### TASK OBJECTIVE
Your task is to filter the data below down to the lines holding "value".

### DATASET RECORDS
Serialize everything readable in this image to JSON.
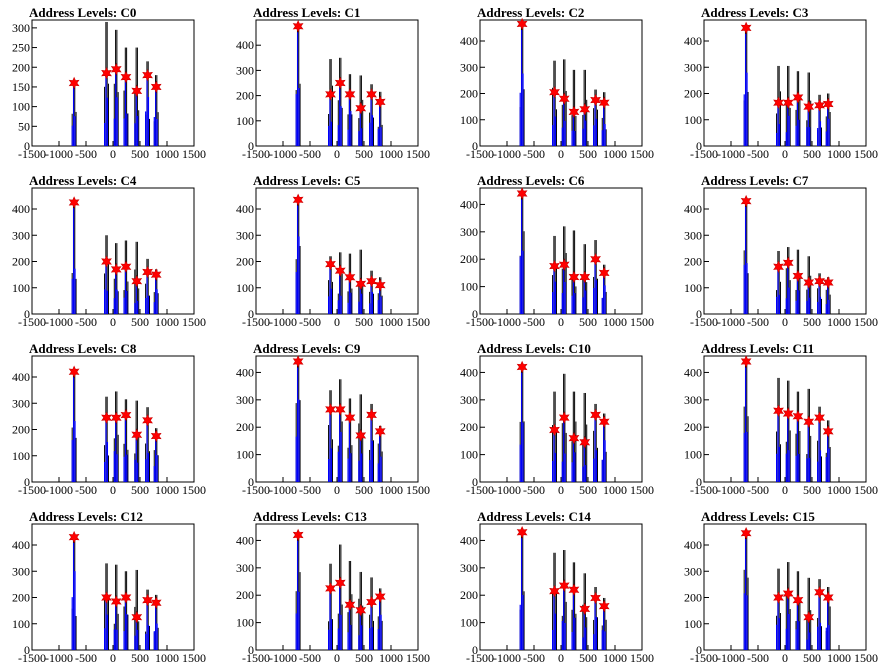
{
  "chart_data": {
    "type": "bar",
    "layout": "grid 4x4 small multiples",
    "x_ticks": [
      "-1500",
      "-1000",
      "-500",
      "0",
      "500",
      "1000",
      "1500"
    ],
    "xlim": [
      -1500,
      1500
    ],
    "peak_x": [
      -720,
      -120,
      60,
      240,
      440,
      640,
      800
    ],
    "colors": {
      "bar_blue": "#0000ff",
      "bar_black": "#000000",
      "star": "#ff0000"
    },
    "panels": [
      {
        "title": "Address Levels: C0",
        "ylim": [
          0,
          320
        ],
        "y_ticks": [
          "0",
          "50",
          "100",
          "150",
          "200",
          "250",
          "300"
        ],
        "peaks": [
          160,
          185,
          195,
          175,
          140,
          180,
          150
        ],
        "black_extra": [
          5,
          130,
          100,
          75,
          110,
          35,
          30
        ]
      },
      {
        "title": "Address Levels: C1",
        "ylim": [
          0,
          500
        ],
        "y_ticks": [
          "0",
          "100",
          "200",
          "300",
          "400"
        ],
        "peaks": [
          475,
          205,
          250,
          205,
          150,
          205,
          175
        ],
        "black_extra": [
          0,
          140,
          100,
          80,
          130,
          40,
          40
        ]
      },
      {
        "title": "Address Levels: C2",
        "ylim": [
          0,
          480
        ],
        "y_ticks": [
          "0",
          "100",
          "200",
          "300",
          "400"
        ],
        "peaks": [
          465,
          205,
          180,
          130,
          140,
          175,
          165
        ],
        "black_extra": [
          0,
          120,
          150,
          160,
          150,
          40,
          40
        ]
      },
      {
        "title": "Address Levels: C3",
        "ylim": [
          0,
          480
        ],
        "y_ticks": [
          "0",
          "100",
          "200",
          "300",
          "400"
        ],
        "peaks": [
          450,
          165,
          165,
          185,
          150,
          155,
          160
        ],
        "black_extra": [
          0,
          140,
          140,
          100,
          130,
          40,
          40
        ]
      },
      {
        "title": "Address Levels: C4",
        "ylim": [
          0,
          480
        ],
        "y_ticks": [
          "0",
          "100",
          "200",
          "300",
          "400"
        ],
        "peaks": [
          425,
          200,
          170,
          180,
          125,
          160,
          150
        ],
        "black_extra": [
          0,
          100,
          100,
          100,
          150,
          50,
          20
        ]
      },
      {
        "title": "Address Levels: C5",
        "ylim": [
          0,
          480
        ],
        "y_ticks": [
          "0",
          "100",
          "200",
          "300",
          "400"
        ],
        "peaks": [
          435,
          190,
          165,
          140,
          115,
          125,
          110
        ],
        "black_extra": [
          0,
          30,
          70,
          90,
          130,
          40,
          30
        ]
      },
      {
        "title": "Address Levels: C6",
        "ylim": [
          0,
          460
        ],
        "y_ticks": [
          "0",
          "100",
          "200",
          "300",
          "400"
        ],
        "peaks": [
          440,
          175,
          180,
          135,
          135,
          200,
          150
        ],
        "black_extra": [
          0,
          110,
          140,
          170,
          120,
          70,
          30
        ]
      },
      {
        "title": "Address Levels: C7",
        "ylim": [
          0,
          480
        ],
        "y_ticks": [
          "0",
          "100",
          "200",
          "300",
          "400"
        ],
        "peaks": [
          430,
          180,
          195,
          145,
          120,
          125,
          120
        ],
        "black_extra": [
          0,
          60,
          60,
          100,
          100,
          30,
          20
        ]
      },
      {
        "title": "Address Levels: C8",
        "ylim": [
          0,
          480
        ],
        "y_ticks": [
          "0",
          "100",
          "200",
          "300",
          "400"
        ],
        "peaks": [
          420,
          245,
          245,
          255,
          180,
          235,
          175
        ],
        "black_extra": [
          0,
          80,
          100,
          60,
          130,
          50,
          30
        ]
      },
      {
        "title": "Address Levels: C9",
        "ylim": [
          0,
          460
        ],
        "y_ticks": [
          "0",
          "100",
          "200",
          "300",
          "400"
        ],
        "peaks": [
          440,
          265,
          265,
          235,
          170,
          245,
          185
        ],
        "black_extra": [
          0,
          70,
          110,
          70,
          150,
          40,
          20
        ]
      },
      {
        "title": "Address Levels: C10",
        "ylim": [
          0,
          460
        ],
        "y_ticks": [
          "0",
          "100",
          "200",
          "300",
          "400"
        ],
        "peaks": [
          420,
          190,
          235,
          160,
          145,
          245,
          220
        ],
        "black_extra": [
          0,
          140,
          160,
          170,
          180,
          40,
          30
        ]
      },
      {
        "title": "Address Levels: C11",
        "ylim": [
          0,
          460
        ],
        "y_ticks": [
          "0",
          "100",
          "200",
          "300",
          "400"
        ],
        "peaks": [
          440,
          260,
          250,
          240,
          220,
          235,
          185
        ],
        "black_extra": [
          0,
          120,
          120,
          90,
          120,
          40,
          40
        ]
      },
      {
        "title": "Address Levels: C12",
        "ylim": [
          0,
          480
        ],
        "y_ticks": [
          "0",
          "100",
          "200",
          "300",
          "400"
        ],
        "peaks": [
          430,
          200,
          185,
          200,
          125,
          190,
          180
        ],
        "black_extra": [
          0,
          130,
          140,
          100,
          180,
          40,
          30
        ]
      },
      {
        "title": "Address Levels: C13",
        "ylim": [
          0,
          460
        ],
        "y_ticks": [
          "0",
          "100",
          "200",
          "300",
          "400"
        ],
        "peaks": [
          420,
          225,
          245,
          165,
          145,
          175,
          195
        ],
        "black_extra": [
          0,
          90,
          140,
          160,
          140,
          90,
          30
        ]
      },
      {
        "title": "Address Levels: C14",
        "ylim": [
          0,
          460
        ],
        "y_ticks": [
          "0",
          "100",
          "200",
          "300",
          "400"
        ],
        "peaks": [
          430,
          215,
          235,
          220,
          150,
          190,
          160
        ],
        "black_extra": [
          0,
          140,
          130,
          100,
          130,
          40,
          30
        ]
      },
      {
        "title": "Address Levels: C15",
        "ylim": [
          0,
          480
        ],
        "y_ticks": [
          "0",
          "100",
          "200",
          "300",
          "400"
        ],
        "peaks": [
          445,
          200,
          215,
          190,
          125,
          220,
          200
        ],
        "black_extra": [
          0,
          110,
          120,
          110,
          150,
          50,
          40
        ]
      }
    ]
  }
}
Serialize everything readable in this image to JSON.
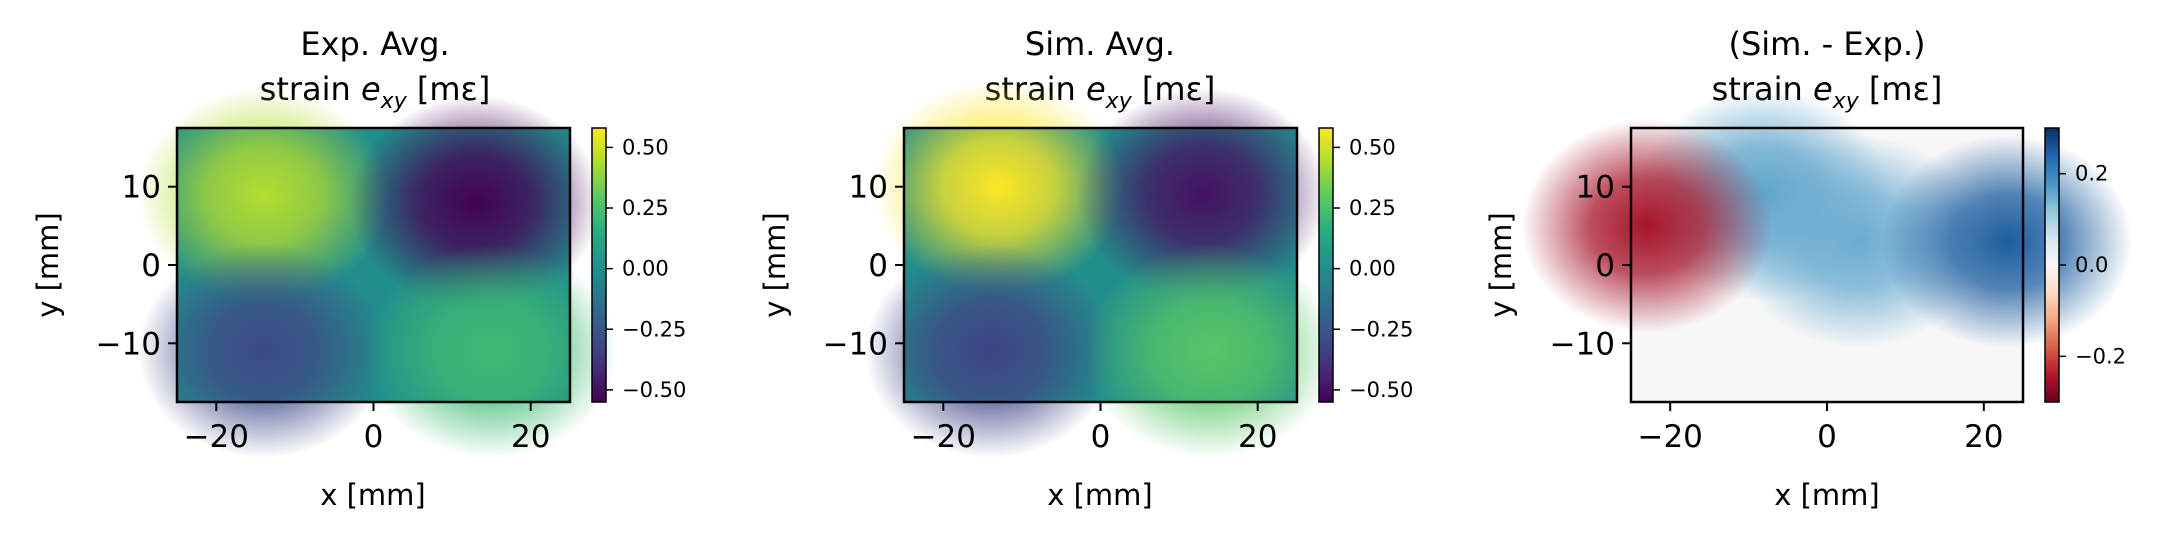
{
  "chart_data": [
    {
      "type": "heatmap",
      "title_line1": "Exp. Avg.",
      "title_line2_prefix": "strain ",
      "title_symbol": "e",
      "title_subscript": "xy",
      "title_unit": "[mε]",
      "xlabel": "x [mm]",
      "ylabel": "y [mm]",
      "xlim": [
        -25,
        25
      ],
      "ylim": [
        -17.5,
        17.5
      ],
      "xticks": [
        -20,
        0,
        20
      ],
      "yticks": [
        -10,
        0,
        10
      ],
      "xtick_labels": [
        "−20",
        "0",
        "20"
      ],
      "ytick_labels": [
        "−10",
        "0",
        "10"
      ],
      "colormap": "viridis",
      "colorbar_range": [
        -0.55,
        0.58
      ],
      "colorbar_ticks": [
        -0.5,
        -0.25,
        0,
        0.25,
        0.5
      ],
      "colorbar_tick_labels": [
        "−0.50",
        "−0.25",
        "0.00",
        "0.25",
        "0.50"
      ],
      "features": [
        {
          "x": -14,
          "y": 9,
          "value": 0.45
        },
        {
          "x": 13,
          "y": 8,
          "value": -0.55
        },
        {
          "x": -14,
          "y": -11,
          "value": -0.3
        },
        {
          "x": 15,
          "y": -11,
          "value": 0.22
        }
      ]
    },
    {
      "type": "heatmap",
      "title_line1": "Sim. Avg.",
      "title_line2_prefix": "strain ",
      "title_symbol": "e",
      "title_subscript": "xy",
      "title_unit": "[mε]",
      "xlabel": "x [mm]",
      "ylabel": "y [mm]",
      "xlim": [
        -25,
        25
      ],
      "ylim": [
        -17.5,
        17.5
      ],
      "xticks": [
        -20,
        0,
        20
      ],
      "yticks": [
        -10,
        0,
        10
      ],
      "xtick_labels": [
        "−20",
        "0",
        "20"
      ],
      "ytick_labels": [
        "−10",
        "0",
        "10"
      ],
      "colormap": "viridis",
      "colorbar_range": [
        -0.55,
        0.58
      ],
      "colorbar_ticks": [
        -0.5,
        -0.25,
        0,
        0.25,
        0.5
      ],
      "colorbar_tick_labels": [
        "−0.50",
        "−0.25",
        "0.00",
        "0.25",
        "0.50"
      ],
      "features": [
        {
          "x": -13,
          "y": 10,
          "value": 0.58
        },
        {
          "x": 13,
          "y": 9,
          "value": -0.5
        },
        {
          "x": -14,
          "y": -11,
          "value": -0.32
        },
        {
          "x": 14,
          "y": -11,
          "value": 0.28
        }
      ]
    },
    {
      "type": "heatmap",
      "title_line1": "(Sim. - Exp.)",
      "title_line2_prefix": "strain ",
      "title_symbol": "e",
      "title_subscript": "xy",
      "title_unit": "[mε]",
      "xlabel": "x [mm]",
      "ylabel": "y [mm]",
      "xlim": [
        -25,
        25
      ],
      "ylim": [
        -17.5,
        17.5
      ],
      "xticks": [
        -20,
        0,
        20
      ],
      "yticks": [
        -10,
        0,
        10
      ],
      "xtick_labels": [
        "−20",
        "0",
        "20"
      ],
      "ytick_labels": [
        "−10",
        "0",
        "10"
      ],
      "colormap": "RdBu",
      "colorbar_range": [
        -0.3,
        0.3
      ],
      "colorbar_ticks": [
        -0.2,
        0,
        0.2
      ],
      "colorbar_tick_labels": [
        "−0.2",
        "0.0",
        "0.2"
      ],
      "features": [
        {
          "x": -8,
          "y": 9,
          "value": 0.16
        },
        {
          "x": 4,
          "y": 3,
          "value": 0.15
        },
        {
          "x": 23,
          "y": 3,
          "value": 0.25
        },
        {
          "x": -23,
          "y": 5,
          "value": -0.25
        }
      ]
    }
  ]
}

### RESULT
          "value": 0.45
          "value": -0.55
          "value": -0.3
          "value": 0.22
          "value": 0.58
          "value": -0.5
          "value": -0.32
          "value": 0.28
          "value": 0.16
          "value": 0.15
          "value": 0.25
          "value": -0.25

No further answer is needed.